In this exercise, reproduce all the entries that follow exactly.
* * *
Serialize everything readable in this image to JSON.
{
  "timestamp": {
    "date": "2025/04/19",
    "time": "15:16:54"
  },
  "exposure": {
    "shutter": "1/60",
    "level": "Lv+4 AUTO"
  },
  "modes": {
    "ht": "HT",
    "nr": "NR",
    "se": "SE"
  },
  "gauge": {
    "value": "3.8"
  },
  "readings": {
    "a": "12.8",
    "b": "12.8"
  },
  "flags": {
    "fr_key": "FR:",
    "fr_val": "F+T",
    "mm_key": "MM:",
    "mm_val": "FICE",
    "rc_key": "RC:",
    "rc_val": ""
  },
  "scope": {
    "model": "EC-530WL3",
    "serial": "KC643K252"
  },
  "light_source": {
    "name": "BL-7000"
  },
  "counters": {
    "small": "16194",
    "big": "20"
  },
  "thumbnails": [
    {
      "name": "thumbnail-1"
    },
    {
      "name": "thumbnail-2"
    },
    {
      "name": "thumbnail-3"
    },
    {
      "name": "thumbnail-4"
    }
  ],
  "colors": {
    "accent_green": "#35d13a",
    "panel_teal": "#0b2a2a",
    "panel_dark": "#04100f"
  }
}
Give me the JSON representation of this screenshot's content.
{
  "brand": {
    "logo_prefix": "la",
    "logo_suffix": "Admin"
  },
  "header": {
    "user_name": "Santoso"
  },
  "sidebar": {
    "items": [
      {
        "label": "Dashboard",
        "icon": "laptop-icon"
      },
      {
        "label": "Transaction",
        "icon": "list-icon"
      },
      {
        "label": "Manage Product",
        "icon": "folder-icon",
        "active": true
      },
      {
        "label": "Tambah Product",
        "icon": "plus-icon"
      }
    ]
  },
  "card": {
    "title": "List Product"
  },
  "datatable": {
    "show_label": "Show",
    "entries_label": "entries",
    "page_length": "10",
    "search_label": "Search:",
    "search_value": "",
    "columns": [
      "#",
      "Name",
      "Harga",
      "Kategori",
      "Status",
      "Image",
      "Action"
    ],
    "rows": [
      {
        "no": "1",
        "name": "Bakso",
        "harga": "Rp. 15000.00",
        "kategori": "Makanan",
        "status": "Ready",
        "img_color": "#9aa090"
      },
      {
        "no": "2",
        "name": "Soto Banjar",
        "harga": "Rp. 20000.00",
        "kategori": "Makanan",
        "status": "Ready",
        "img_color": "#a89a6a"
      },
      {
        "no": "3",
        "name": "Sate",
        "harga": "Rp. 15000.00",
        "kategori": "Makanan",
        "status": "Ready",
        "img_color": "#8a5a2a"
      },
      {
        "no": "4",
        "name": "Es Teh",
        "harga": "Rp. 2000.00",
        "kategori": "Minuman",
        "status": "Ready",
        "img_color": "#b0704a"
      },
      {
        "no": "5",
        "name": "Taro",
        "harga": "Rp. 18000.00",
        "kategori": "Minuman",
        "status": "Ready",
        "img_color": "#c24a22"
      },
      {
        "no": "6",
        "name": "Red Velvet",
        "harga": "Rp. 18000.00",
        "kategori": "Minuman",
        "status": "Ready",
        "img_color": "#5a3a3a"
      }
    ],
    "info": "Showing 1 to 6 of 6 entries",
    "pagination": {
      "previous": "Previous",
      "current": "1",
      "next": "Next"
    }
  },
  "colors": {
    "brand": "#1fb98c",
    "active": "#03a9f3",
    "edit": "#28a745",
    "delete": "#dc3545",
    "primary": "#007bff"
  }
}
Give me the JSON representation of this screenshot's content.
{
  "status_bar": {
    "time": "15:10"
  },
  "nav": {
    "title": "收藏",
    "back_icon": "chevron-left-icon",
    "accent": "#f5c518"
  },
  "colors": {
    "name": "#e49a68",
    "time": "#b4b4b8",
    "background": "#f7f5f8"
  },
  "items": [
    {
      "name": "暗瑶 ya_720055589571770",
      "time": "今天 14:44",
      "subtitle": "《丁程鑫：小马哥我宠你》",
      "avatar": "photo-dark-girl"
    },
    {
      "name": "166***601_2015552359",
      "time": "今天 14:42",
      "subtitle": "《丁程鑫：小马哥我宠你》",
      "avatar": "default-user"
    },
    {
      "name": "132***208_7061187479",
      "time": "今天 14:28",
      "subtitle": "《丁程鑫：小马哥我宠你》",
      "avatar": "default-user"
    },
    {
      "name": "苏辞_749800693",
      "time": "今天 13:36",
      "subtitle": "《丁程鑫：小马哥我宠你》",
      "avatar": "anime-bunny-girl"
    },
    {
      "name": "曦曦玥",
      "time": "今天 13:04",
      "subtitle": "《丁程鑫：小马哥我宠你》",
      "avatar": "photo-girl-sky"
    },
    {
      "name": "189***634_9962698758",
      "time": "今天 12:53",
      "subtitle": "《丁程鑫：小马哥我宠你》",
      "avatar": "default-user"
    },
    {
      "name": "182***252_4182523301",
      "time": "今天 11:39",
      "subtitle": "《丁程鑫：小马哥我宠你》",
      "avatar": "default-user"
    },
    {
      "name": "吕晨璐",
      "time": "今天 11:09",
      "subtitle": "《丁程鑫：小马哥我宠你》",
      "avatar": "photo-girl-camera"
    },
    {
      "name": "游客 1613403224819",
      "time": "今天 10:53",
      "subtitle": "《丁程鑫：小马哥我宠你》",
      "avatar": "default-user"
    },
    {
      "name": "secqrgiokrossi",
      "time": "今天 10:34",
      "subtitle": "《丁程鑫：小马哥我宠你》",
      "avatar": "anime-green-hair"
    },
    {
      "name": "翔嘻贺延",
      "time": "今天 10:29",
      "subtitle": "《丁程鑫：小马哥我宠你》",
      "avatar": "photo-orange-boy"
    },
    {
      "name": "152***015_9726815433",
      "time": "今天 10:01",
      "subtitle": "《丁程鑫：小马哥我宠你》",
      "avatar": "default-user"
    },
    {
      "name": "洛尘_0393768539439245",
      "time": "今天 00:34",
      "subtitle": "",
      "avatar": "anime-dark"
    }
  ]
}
* * *
→ Answer in full
Serialize everything readable in this image to JSON.
{
  "timestamp": {
    "date": "2025/04/19",
    "time": "15:16:54"
  },
  "exposure": {
    "shutter": "1/60",
    "level": "Lv+4 AUTO"
  },
  "modes": {
    "ht": "HT",
    "nr": "NR",
    "se": "SE"
  },
  "gauge": {
    "value": "3.8"
  },
  "readings": {
    "a": "12.8",
    "b": "12.8"
  },
  "flags": {
    "fr_key": "FR:",
    "fr_val": "F+T",
    "mm_key": "MM:",
    "mm_val": "FICE",
    "rc_key": "RC:",
    "rc_val": ""
  },
  "scope": {
    "model": "EC-530WL3",
    "serial": "KC643K252"
  },
  "light_source": {
    "name": "BL-7000"
  },
  "counters": {
    "small": "16194",
    "big": "20"
  },
  "thumbnails": [
    {
      "name": "thumbnail-1"
    },
    {
      "name": "thumbnail-2"
    },
    {
      "name": "thumbnail-3"
    },
    {
      "name": "thumbnail-4"
    }
  ],
  "colors": {
    "accent_green": "#35d13a",
    "panel_teal": "#0b2a2a",
    "panel_dark": "#04100f"
  }
}
Give me the JSON representation of this screenshot's content.
{
  "brand": {
    "logo_prefix": "la",
    "logo_suffix": "Admin"
  },
  "header": {
    "user_name": "Santoso"
  },
  "sidebar": {
    "items": [
      {
        "label": "Dashboard",
        "icon": "laptop-icon"
      },
      {
        "label": "Transaction",
        "icon": "list-icon"
      },
      {
        "label": "Manage Product",
        "icon": "folder-icon",
        "active": true
      },
      {
        "label": "Tambah Product",
        "icon": "plus-icon"
      }
    ]
  },
  "card": {
    "title": "List Product"
  },
  "datatable": {
    "show_label": "Show",
    "entries_label": "entries",
    "page_length": "10",
    "search_label": "Search:",
    "search_value": "",
    "columns": [
      "#",
      "Name",
      "Harga",
      "Kategori",
      "Status",
      "Image",
      "Action"
    ],
    "rows": [
      {
        "no": "1",
        "name": "Bakso",
        "harga": "Rp. 15000.00",
        "kategori": "Makanan",
        "status": "Ready",
        "img_color": "#9aa090"
      },
      {
        "no": "2",
        "name": "Soto Banjar",
        "harga": "Rp. 20000.00",
        "kategori": "Makanan",
        "status": "Ready",
        "img_color": "#a89a6a"
      },
      {
        "no": "3",
        "name": "Sate",
        "harga": "Rp. 15000.00",
        "kategori": "Makanan",
        "status": "Ready",
        "img_color": "#8a5a2a"
      },
      {
        "no": "4",
        "name": "Es Teh",
        "harga": "Rp. 2000.00",
        "kategori": "Minuman",
        "status": "Ready",
        "img_color": "#b0704a"
      },
      {
        "no": "5",
        "name": "Taro",
        "harga": "Rp. 18000.00",
        "kategori": "Minuman",
        "status": "Ready",
        "img_color": "#c24a22"
      },
      {
        "no": "6",
        "name": "Red Velvet",
        "harga": "Rp. 18000.00",
        "kategori": "Minuman",
        "status": "Ready",
        "img_color": "#5a3a3a"
      }
    ],
    "info": "Showing 1 to 6 of 6 entries",
    "pagination": {
      "previous": "Previous",
      "current": "1",
      "next": "Next"
    }
  },
  "colors": {
    "brand": "#1fb98c",
    "active": "#03a9f3",
    "edit": "#28a745",
    "delete": "#dc3545",
    "primary": "#007bff"
  }
}
Give me the JSON representation of this screenshot's content.
{
  "status_bar": {
    "time": "15:10"
  },
  "nav": {
    "title": "收藏",
    "back_icon": "chevron-left-icon",
    "accent": "#f5c518"
  },
  "colors": {
    "name": "#e49a68",
    "time": "#b4b4b8",
    "background": "#f7f5f8"
  },
  "items": [
    {
      "name": "暗瑶 ya_720055589571770",
      "time": "今天 14:44",
      "subtitle": "《丁程鑫：小马哥我宠你》",
      "avatar": "photo-dark-girl"
    },
    {
      "name": "166***601_2015552359",
      "time": "今天 14:42",
      "subtitle": "《丁程鑫：小马哥我宠你》",
      "avatar": "default-user"
    },
    {
      "name": "132***208_7061187479",
      "time": "今天 14:28",
      "subtitle": "《丁程鑫：小马哥我宠你》",
      "avatar": "default-user"
    },
    {
      "name": "苏辞_749800693",
      "time": "今天 13:36",
      "subtitle": "《丁程鑫：小马哥我宠你》",
      "avatar": "anime-bunny-girl"
    },
    {
      "name": "曦曦玥",
      "time": "今天 13:04",
      "subtitle": "《丁程鑫：小马哥我宠你》",
      "avatar": "photo-girl-sky"
    },
    {
      "name": "189***634_9962698758",
      "time": "今天 12:53",
      "subtitle": "《丁程鑫：小马哥我宠你》",
      "avatar": "default-user"
    },
    {
      "name": "182***252_4182523301",
      "time": "今天 11:39",
      "subtitle": "《丁程鑫：小马哥我宠你》",
      "avatar": "default-user"
    },
    {
      "name": "吕晨璐",
      "time": "今天 11:09",
      "subtitle": "《丁程鑫：小马哥我宠你》",
      "avatar": "photo-girl-camera"
    },
    {
      "name": "游客 1613403224819",
      "time": "今天 10:53",
      "subtitle": "《丁程鑫：小马哥我宠你》",
      "avatar": "default-user"
    },
    {
      "name": "secqrgiokrossi",
      "time": "今天 10:34",
      "subtitle": "《丁程鑫：小马哥我宠你》",
      "avatar": "anime-green-hair"
    },
    {
      "name": "翔嘻贺延",
      "time": "今天 10:29",
      "subtitle": "《丁程鑫：小马哥我宠你》",
      "avatar": "photo-orange-boy"
    },
    {
      "name": "152***015_9726815433",
      "time": "今天 10:01",
      "subtitle": "《丁程鑫：小马哥我宠你》",
      "avatar": "default-user"
    },
    {
      "name": "洛尘_0393768539439245",
      "time": "今天 00:34",
      "subtitle": "",
      "avatar": "anime-dark"
    }
  ]
}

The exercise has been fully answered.